Every line of the material is to be repeated exactly as it stands.

☆ ☆ ☆ ☆ ☆ ☆ ☆

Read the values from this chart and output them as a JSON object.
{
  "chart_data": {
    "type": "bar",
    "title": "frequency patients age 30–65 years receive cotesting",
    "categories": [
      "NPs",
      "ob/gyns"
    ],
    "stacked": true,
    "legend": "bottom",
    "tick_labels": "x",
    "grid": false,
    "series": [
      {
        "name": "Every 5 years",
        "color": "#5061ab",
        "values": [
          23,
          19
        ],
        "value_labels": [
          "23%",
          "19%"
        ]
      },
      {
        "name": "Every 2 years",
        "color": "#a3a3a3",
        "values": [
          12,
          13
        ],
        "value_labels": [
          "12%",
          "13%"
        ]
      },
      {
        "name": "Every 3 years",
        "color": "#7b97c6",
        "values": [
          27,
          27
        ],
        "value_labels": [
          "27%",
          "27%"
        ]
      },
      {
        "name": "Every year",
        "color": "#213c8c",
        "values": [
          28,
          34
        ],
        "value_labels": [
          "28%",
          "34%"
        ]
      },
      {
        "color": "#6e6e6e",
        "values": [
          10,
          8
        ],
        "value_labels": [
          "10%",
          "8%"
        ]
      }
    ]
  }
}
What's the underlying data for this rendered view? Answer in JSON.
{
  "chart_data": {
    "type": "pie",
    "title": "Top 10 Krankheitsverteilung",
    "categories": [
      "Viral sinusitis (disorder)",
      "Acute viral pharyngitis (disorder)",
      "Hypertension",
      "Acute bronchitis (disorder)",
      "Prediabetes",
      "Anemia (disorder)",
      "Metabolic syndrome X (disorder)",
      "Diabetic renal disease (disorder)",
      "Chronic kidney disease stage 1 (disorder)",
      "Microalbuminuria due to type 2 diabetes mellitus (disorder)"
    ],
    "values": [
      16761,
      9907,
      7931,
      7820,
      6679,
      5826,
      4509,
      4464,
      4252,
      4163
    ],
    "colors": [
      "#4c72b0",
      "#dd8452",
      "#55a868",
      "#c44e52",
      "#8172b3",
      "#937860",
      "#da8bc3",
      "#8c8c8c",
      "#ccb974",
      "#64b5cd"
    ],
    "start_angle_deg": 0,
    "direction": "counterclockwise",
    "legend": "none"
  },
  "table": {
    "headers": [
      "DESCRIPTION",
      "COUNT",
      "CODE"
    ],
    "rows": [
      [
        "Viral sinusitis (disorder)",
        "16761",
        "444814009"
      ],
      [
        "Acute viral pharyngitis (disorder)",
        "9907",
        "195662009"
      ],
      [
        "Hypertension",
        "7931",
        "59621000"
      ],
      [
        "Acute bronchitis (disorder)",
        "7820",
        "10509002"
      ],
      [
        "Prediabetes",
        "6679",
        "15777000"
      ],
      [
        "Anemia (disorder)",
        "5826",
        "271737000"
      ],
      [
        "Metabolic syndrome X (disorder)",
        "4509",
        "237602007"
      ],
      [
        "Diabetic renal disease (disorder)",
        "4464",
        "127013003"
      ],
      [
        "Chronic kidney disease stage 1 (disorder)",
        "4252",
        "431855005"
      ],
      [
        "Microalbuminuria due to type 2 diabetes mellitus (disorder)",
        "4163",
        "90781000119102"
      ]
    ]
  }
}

☆ ☆ ☆ ☆ ☆ ☆ ☆

▶ Answer for the task:
Read the values from this chart and output them as a JSON object.
{
  "chart_data": {
    "type": "bar",
    "title": "frequency patients age 30–65 years receive cotesting",
    "categories": [
      "NPs",
      "ob/gyns"
    ],
    "stacked": true,
    "legend": "bottom",
    "tick_labels": "x",
    "grid": false,
    "series": [
      {
        "name": "Every 5 years",
        "color": "#5061ab",
        "values": [
          23,
          19
        ],
        "value_labels": [
          "23%",
          "19%"
        ]
      },
      {
        "name": "Every 2 years",
        "color": "#a3a3a3",
        "values": [
          12,
          13
        ],
        "value_labels": [
          "12%",
          "13%"
        ]
      },
      {
        "name": "Every 3 years",
        "color": "#7b97c6",
        "values": [
          27,
          27
        ],
        "value_labels": [
          "27%",
          "27%"
        ]
      },
      {
        "name": "Every year",
        "color": "#213c8c",
        "values": [
          28,
          34
        ],
        "value_labels": [
          "28%",
          "34%"
        ]
      },
      {
        "color": "#6e6e6e",
        "values": [
          10,
          8
        ],
        "value_labels": [
          "10%",
          "8%"
        ]
      }
    ]
  }
}
What's the underlying data for this rendered view? Answer in JSON.
{
  "chart_data": {
    "type": "pie",
    "title": "Top 10 Krankheitsverteilung",
    "categories": [
      "Viral sinusitis (disorder)",
      "Acute viral pharyngitis (disorder)",
      "Hypertension",
      "Acute bronchitis (disorder)",
      "Prediabetes",
      "Anemia (disorder)",
      "Metabolic syndrome X (disorder)",
      "Diabetic renal disease (disorder)",
      "Chronic kidney disease stage 1 (disorder)",
      "Microalbuminuria due to type 2 diabetes mellitus (disorder)"
    ],
    "values": [
      16761,
      9907,
      7931,
      7820,
      6679,
      5826,
      4509,
      4464,
      4252,
      4163
    ],
    "colors": [
      "#4c72b0",
      "#dd8452",
      "#55a868",
      "#c44e52",
      "#8172b3",
      "#937860",
      "#da8bc3",
      "#8c8c8c",
      "#ccb974",
      "#64b5cd"
    ],
    "start_angle_deg": 0,
    "direction": "counterclockwise",
    "legend": "none"
  },
  "table": {
    "headers": [
      "DESCRIPTION",
      "COUNT",
      "CODE"
    ],
    "rows": [
      [
        "Viral sinusitis (disorder)",
        "16761",
        "444814009"
      ],
      [
        "Acute viral pharyngitis (disorder)",
        "9907",
        "195662009"
      ],
      [
        "Hypertension",
        "7931",
        "59621000"
      ],
      [
        "Acute bronchitis (disorder)",
        "7820",
        "10509002"
      ],
      [
        "Prediabetes",
        "6679",
        "15777000"
      ],
      [
        "Anemia (disorder)",
        "5826",
        "271737000"
      ],
      [
        "Metabolic syndrome X (disorder)",
        "4509",
        "237602007"
      ],
      [
        "Diabetic renal disease (disorder)",
        "4464",
        "127013003"
      ],
      [
        "Chronic kidney disease stage 1 (disorder)",
        "4252",
        "431855005"
      ],
      [
        "Microalbuminuria due to type 2 diabetes mellitus (disorder)",
        "4163",
        "90781000119102"
      ]
    ]
  }
}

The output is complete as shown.